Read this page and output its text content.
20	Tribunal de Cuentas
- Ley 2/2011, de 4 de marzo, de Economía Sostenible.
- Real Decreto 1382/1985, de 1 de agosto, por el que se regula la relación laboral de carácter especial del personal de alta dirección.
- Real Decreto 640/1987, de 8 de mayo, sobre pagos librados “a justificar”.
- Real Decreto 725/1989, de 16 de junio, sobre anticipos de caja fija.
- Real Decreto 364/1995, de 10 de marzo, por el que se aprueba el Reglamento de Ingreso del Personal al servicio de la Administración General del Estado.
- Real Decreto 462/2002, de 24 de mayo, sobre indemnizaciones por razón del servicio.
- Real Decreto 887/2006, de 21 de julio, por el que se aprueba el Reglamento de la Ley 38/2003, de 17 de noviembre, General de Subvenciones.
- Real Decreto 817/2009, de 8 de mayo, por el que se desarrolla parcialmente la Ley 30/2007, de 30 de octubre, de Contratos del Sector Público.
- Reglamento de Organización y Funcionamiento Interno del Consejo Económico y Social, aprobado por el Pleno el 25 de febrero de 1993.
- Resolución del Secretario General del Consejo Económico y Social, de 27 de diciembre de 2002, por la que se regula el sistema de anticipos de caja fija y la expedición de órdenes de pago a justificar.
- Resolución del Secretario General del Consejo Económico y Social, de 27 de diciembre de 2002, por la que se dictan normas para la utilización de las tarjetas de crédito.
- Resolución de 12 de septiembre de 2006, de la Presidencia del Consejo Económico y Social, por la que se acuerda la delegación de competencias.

........

**Task directions:** Return each line of the data exactly as written above.

**Answer to the problem:**
Read this page and output its text content.
20	Tribunal de Cuentas
- Ley 2/2011, de 4 de marzo, de Economía Sostenible.
- Real Decreto 1382/1985, de 1 de agosto, por el que se regula la relación laboral de carácter especial del personal de alta dirección.
- Real Decreto 640/1987, de 8 de mayo, sobre pagos librados “a justificar”.
- Real Decreto 725/1989, de 16 de junio, sobre anticipos de caja fija.
- Real Decreto 364/1995, de 10 de marzo, por el que se aprueba el Reglamento de Ingreso del Personal al servicio de la Administración General del Estado.
- Real Decreto 462/2002, de 24 de mayo, sobre indemnizaciones por razón del servicio.
- Real Decreto 887/2006, de 21 de julio, por el que se aprueba el Reglamento de la Ley 38/2003, de 17 de noviembre, General de Subvenciones.
- Real Decreto 817/2009, de 8 de mayo, por el que se desarrolla parcialmente la Ley 30/2007, de 30 de octubre, de Contratos del Sector Público.
- Reglamento de Organización y Funcionamiento Interno del Consejo Económico y Social, aprobado por el Pleno el 25 de febrero de 1993.
- Resolución del Secretario General del Consejo Económico y Social, de 27 de diciembre de 2002, por la que se regula el sistema de anticipos de caja fija y la expedición de órdenes de pago a justificar.
- Resolución del Secretario General del Consejo Económico y Social, de 27 de diciembre de 2002, por la que se dictan normas para la utilización de las tarjetas de crédito.
- Resolución de 12 de septiembre de 2006, de la Presidencia del Consejo Económico y Social, por la que se acuerda la delegación de competencias.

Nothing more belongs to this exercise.